— Start —

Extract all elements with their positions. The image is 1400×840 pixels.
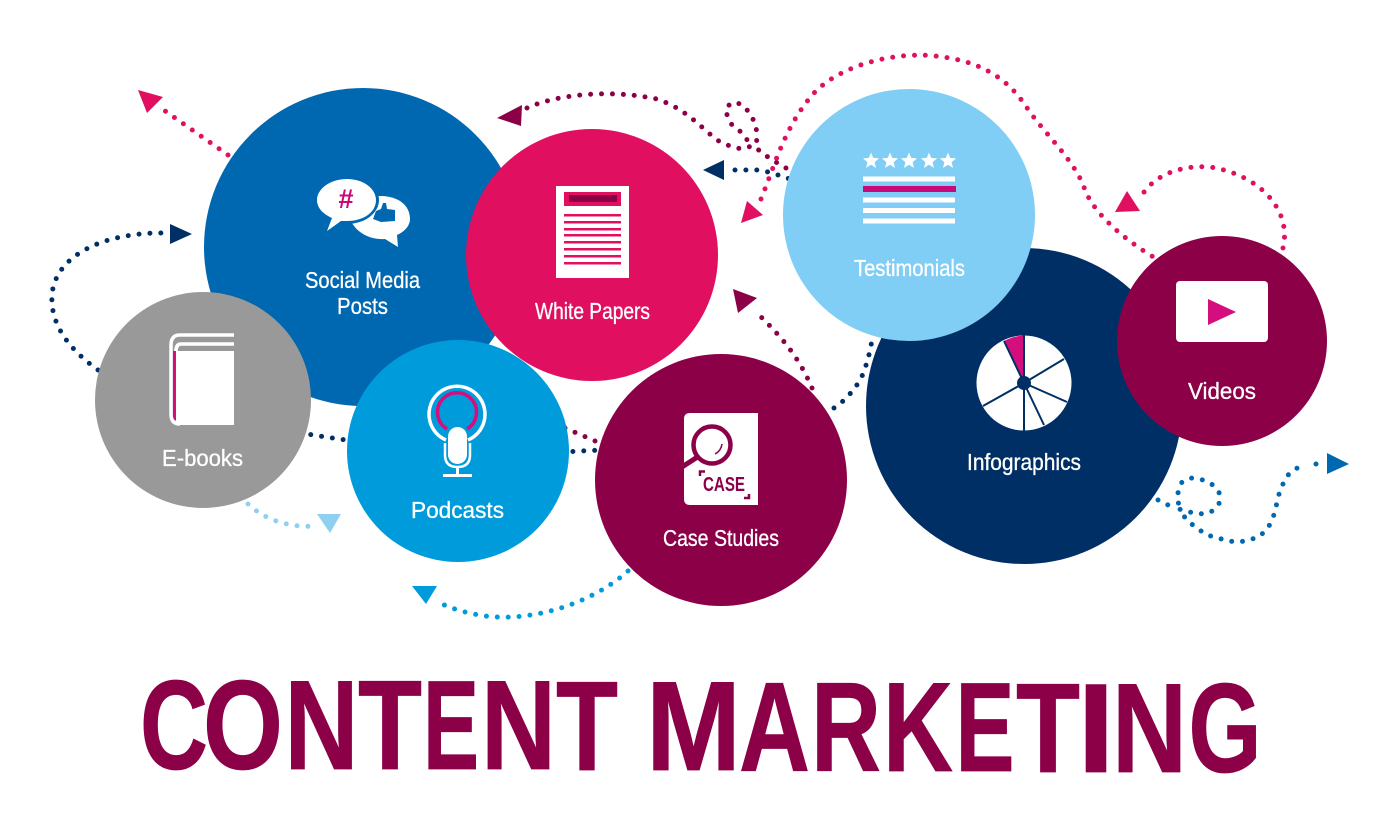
connector: navy e-books to podcasts	[300, 433, 352, 441]
icon: book	[171, 335, 234, 425]
connector: navy case studies to testimonials	[834, 340, 872, 408]
arrow: light blue e-books to podcasts	[248, 504, 341, 533]
title: O	[203, 654, 283, 796]
title: N	[284, 654, 358, 796]
label: Podcasts	[411, 497, 504, 523]
title: T	[556, 655, 618, 797]
icon: hash: #	[338, 184, 354, 214]
icon: video player	[1176, 281, 1268, 342]
panel: testimonials	[783, 89, 1035, 341]
connector: maroon podcasts to case studies	[565, 428, 602, 444]
connector: navy podcasts to case studies	[562, 450, 602, 452]
label: Videos	[1188, 378, 1256, 404]
title: N	[1112, 657, 1187, 799]
title: E	[956, 656, 1014, 798]
label: Case Studies	[663, 525, 779, 551]
panel: videos	[1117, 236, 1327, 446]
arrow: pink top left	[138, 90, 228, 155]
panel: podcasts	[347, 340, 569, 562]
title: G	[1188, 657, 1262, 799]
label: Posts	[337, 293, 388, 319]
arrow: navy testimonials to white papers	[703, 160, 790, 180]
panel: infographics	[866, 248, 1182, 564]
arrow: long pink dotted curve	[741, 55, 1155, 258]
title: M	[646, 655, 741, 797]
label: E-books	[162, 445, 243, 471]
panel: e-books	[95, 292, 311, 508]
panel: social media posts	[204, 88, 522, 406]
icon: pie chart	[976, 335, 1072, 431]
icon: case document	[682, 413, 758, 505]
icon: microphone	[429, 386, 485, 477]
arrow: blue loop to right	[1158, 453, 1349, 542]
arrow: maroon case studies to top	[733, 289, 812, 388]
title: K	[883, 656, 953, 798]
arrow: maroon loop to white papers	[497, 94, 786, 168]
title: T	[358, 654, 422, 796]
title: E	[423, 654, 479, 796]
label: Testimonials	[854, 255, 965, 281]
arrow: navy loop to social media	[52, 224, 192, 370]
panel: white papers	[466, 129, 718, 381]
panel: case studies	[595, 354, 847, 606]
icon: stars and lines	[863, 152, 956, 224]
icon: speech bubbles	[315, 176, 410, 247]
label: case: CASE	[703, 474, 745, 496]
label: White Papers	[535, 298, 650, 324]
title: N	[481, 654, 556, 796]
arrow: pink videos loop	[1115, 167, 1285, 248]
arrow: blue case studies to podcasts	[412, 571, 628, 617]
title: A	[739, 656, 810, 798]
icon: document	[556, 186, 629, 278]
title: T	[1016, 657, 1080, 799]
title: R	[811, 656, 881, 798]
title: C	[140, 654, 208, 796]
label: Social Media	[305, 267, 420, 293]
label: Infographics	[967, 449, 1081, 475]
title: I	[1077, 657, 1115, 799]
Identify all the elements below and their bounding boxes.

— End —

Exercise instructions> Turn every line of the rows above into a numbered list, skipping any blank lines. Leave the pictures out of your answer.

Task answer>
1. Extract all elements with their positions. The image is 1400×840 pixels.
2. connector: navy e-books to podcasts	[300, 433, 352, 441]
3. icon: book	[171, 335, 234, 425]
4. connector: navy case studies to testimonials	[834, 340, 872, 408]
5. arrow: light blue e-books to podcasts	[248, 504, 341, 533]
6. title: O	[203, 654, 283, 796]
7. title: N	[284, 654, 358, 796]
8. label: Podcasts	[411, 497, 504, 523]
9. title: T	[556, 655, 618, 797]
10. icon: hash: #	[338, 184, 354, 214]
11. icon: video player	[1176, 281, 1268, 342]
12. panel: testimonials	[783, 89, 1035, 341]
13. connector: maroon podcasts to case studies	[565, 428, 602, 444]
14. connector: navy podcasts to case studies	[562, 450, 602, 452]
15. label: Videos	[1188, 378, 1256, 404]
16. title: N	[1112, 657, 1187, 799]
17. title: E	[956, 656, 1014, 798]
18. label: Case Studies	[663, 525, 779, 551]
19. panel: videos	[1117, 236, 1327, 446]
20. arrow: pink top left	[138, 90, 228, 155]
21. panel: podcasts	[347, 340, 569, 562]
22. title: G	[1188, 657, 1262, 799]
23. label: Posts	[337, 293, 388, 319]
24. arrow: navy testimonials to white papers	[703, 160, 790, 180]
25. panel: infographics	[866, 248, 1182, 564]
26. arrow: long pink dotted curve	[741, 55, 1155, 258]
27. title: M	[646, 655, 741, 797]
28. label: E-books	[162, 445, 243, 471]
29. panel: e-books	[95, 292, 311, 508]
30. panel: social media posts	[204, 88, 522, 406]
31. icon: pie chart	[976, 335, 1072, 431]
32. icon: case document	[682, 413, 758, 505]
33. icon: microphone	[429, 386, 485, 477]
34. arrow: blue loop to right	[1158, 453, 1349, 542]
35. arrow: maroon case studies to top	[733, 289, 812, 388]
36. title: K	[883, 656, 953, 798]
37. arrow: maroon loop to white papers	[497, 94, 786, 168]
38. title: T	[358, 654, 422, 796]
39. title: E	[423, 654, 479, 796]
40. label: Testimonials	[854, 255, 965, 281]
41. arrow: navy loop to social media	[52, 224, 192, 370]
42. panel: white papers	[466, 129, 718, 381]
43. panel: case studies	[595, 354, 847, 606]
44. icon: stars and lines	[863, 152, 956, 224]
45. icon: speech bubbles	[315, 176, 410, 247]
46. label: case: CASE	[703, 474, 745, 496]
47. label: White Papers	[535, 298, 650, 324]
48. title: N	[481, 654, 556, 796]
49. arrow: pink videos loop	[1115, 167, 1285, 248]
50. arrow: blue case studies to podcasts	[412, 571, 628, 617]
51. title: A	[739, 656, 810, 798]
52. icon: document	[556, 186, 629, 278]
53. title: T	[1016, 657, 1080, 799]
54. title: R	[811, 656, 881, 798]
55. title: C	[140, 654, 208, 796]
56. label: Social Media	[305, 267, 420, 293]
57. label: Infographics	[967, 449, 1081, 475]
58. title: I	[1077, 657, 1115, 799]
59. Identify all the elements below and their bounding boxes.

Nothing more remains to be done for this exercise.